[Instructions for the task] Write out the material exactly. Do not include the pictures.

-- START --

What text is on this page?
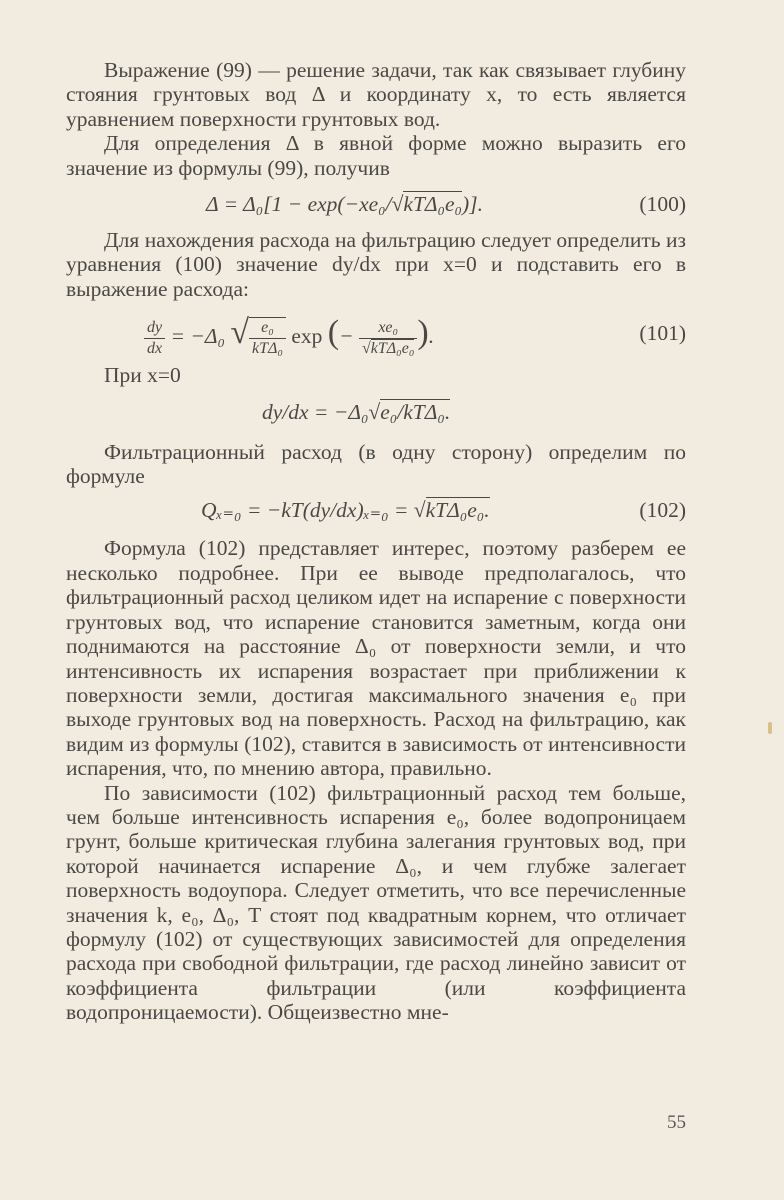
Выражение (99) — решение задачи, так как связывает глубину стояния грунтовых вод Δ и координату x, то есть является уравнением поверхности грунтовых вод.

Для определения Δ в явной форме можно выразить его значение из формулы (99), получив

Δ = Δ₀[1 − exp(−xe₀/√kTΔ₀e₀)].	(100)

Для нахождения расхода на фильтрацию следует определить из уравнения (100) значение dy/dx при x=0 и подставить его в выражение расхода:

$\frac{dy}{dx} = -\Delta_0$ √ $\frac{\text{e₀}}{\text{kTΔ₀}}$ exp (− $\frac{\text{xe₀}}{\text{√kTΔ₀e₀}}$ ).	(101)

При x=0

dy/dx = −Δ₀√e₀/kTΔ₀.

Фильтрационный расход (в одну сторону) определим по формуле

Qₓ₌₀ = −kT(dy/dx)ₓ₌₀ = √kTΔ₀e₀.	(102)

Формула (102) представляет интерес, поэтому разберем ее несколько подробнее. При ее выводе предполагалось, что фильтрационный расход целиком идет на испарение с поверхности грунтовых вод, что испарение становится заметным, когда они поднимаются на расстояние Δ₀ от поверхности земли, и что интенсивность их испарения возрастает при приближении к поверхности земли, достигая максимального значения e₀ при выходе грунтовых вод на поверхность. Расход на фильтрацию, как видим из формулы (102), ставится в зависимость от интенсивности испарения, что, по мнению автора, правильно.

По зависимости (102) фильтрационный расход тем больше, чем больше интенсивность испарения e₀, более водопроницаем грунт, больше критическая глубина залегания грунтовых вод, при которой начинается испарение Δ₀, и чем глубже залегает поверхность водоупора. Следует отметить, что все перечисленные значения k, e₀, Δ₀, T стоят под квадратным корнем, что отличает формулу (102) от существующих зависимостей для определения расхода при свободной фильтрации, где расход линейно зависит от коэффициента фильтрации (или коэффициента водопроницаемости). Общеизвестно мне-

55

-- END --

[Completed exercise]
What text is on this page?
Выражение (99) — решение задачи, так как связывает глубину стояния грунтовых вод Δ и координату x, то есть является уравнением поверхности грунтовых вод.

Для определения Δ в явной форме можно выразить его значение из формулы (99), получив

Δ = Δ₀[1 − exp(−xe₀/√kTΔ₀e₀)].	(100)

Для нахождения расхода на фильтрацию следует определить из уравнения (100) значение dy/dx при x=0 и подставить его в выражение расхода:

$\frac{dy}{dx} = -\Delta_0$ √ $\frac{\text{e₀}}{\text{kTΔ₀}}$ exp (− $\frac{\text{xe₀}}{\text{√kTΔ₀e₀}}$ ).	(101)

При x=0

dy/dx = −Δ₀√e₀/kTΔ₀.

Фильтрационный расход (в одну сторону) определим по формуле

Qₓ₌₀ = −kT(dy/dx)ₓ₌₀ = √kTΔ₀e₀.	(102)

Формула (102) представляет интерес, поэтому разберем ее несколько подробнее. При ее выводе предполагалось, что фильтрационный расход целиком идет на испарение с поверхности грунтовых вод, что испарение становится заметным, когда они поднимаются на расстояние Δ₀ от поверхности земли, и что интенсивность их испарения возрастает при приближении к поверхности земли, достигая максимального значения e₀ при выходе грунтовых вод на поверхность. Расход на фильтрацию, как видим из формулы (102), ставится в зависимость от интенсивности испарения, что, по мнению автора, правильно.

По зависимости (102) фильтрационный расход тем больше, чем больше интенсивность испарения e₀, более водопроницаем грунт, больше критическая глубина залегания грунтовых вод, при которой начинается испарение Δ₀, и чем глубже залегает поверхность водоупора. Следует отметить, что все перечисленные значения k, e₀, Δ₀, T стоят под квадратным корнем, что отличает формулу (102) от существующих зависимостей для определения расхода при свободной фильтрации, где расход линейно зависит от коэффициента фильтрации (или коэффициента водопроницаемости). Общеизвестно мне-

55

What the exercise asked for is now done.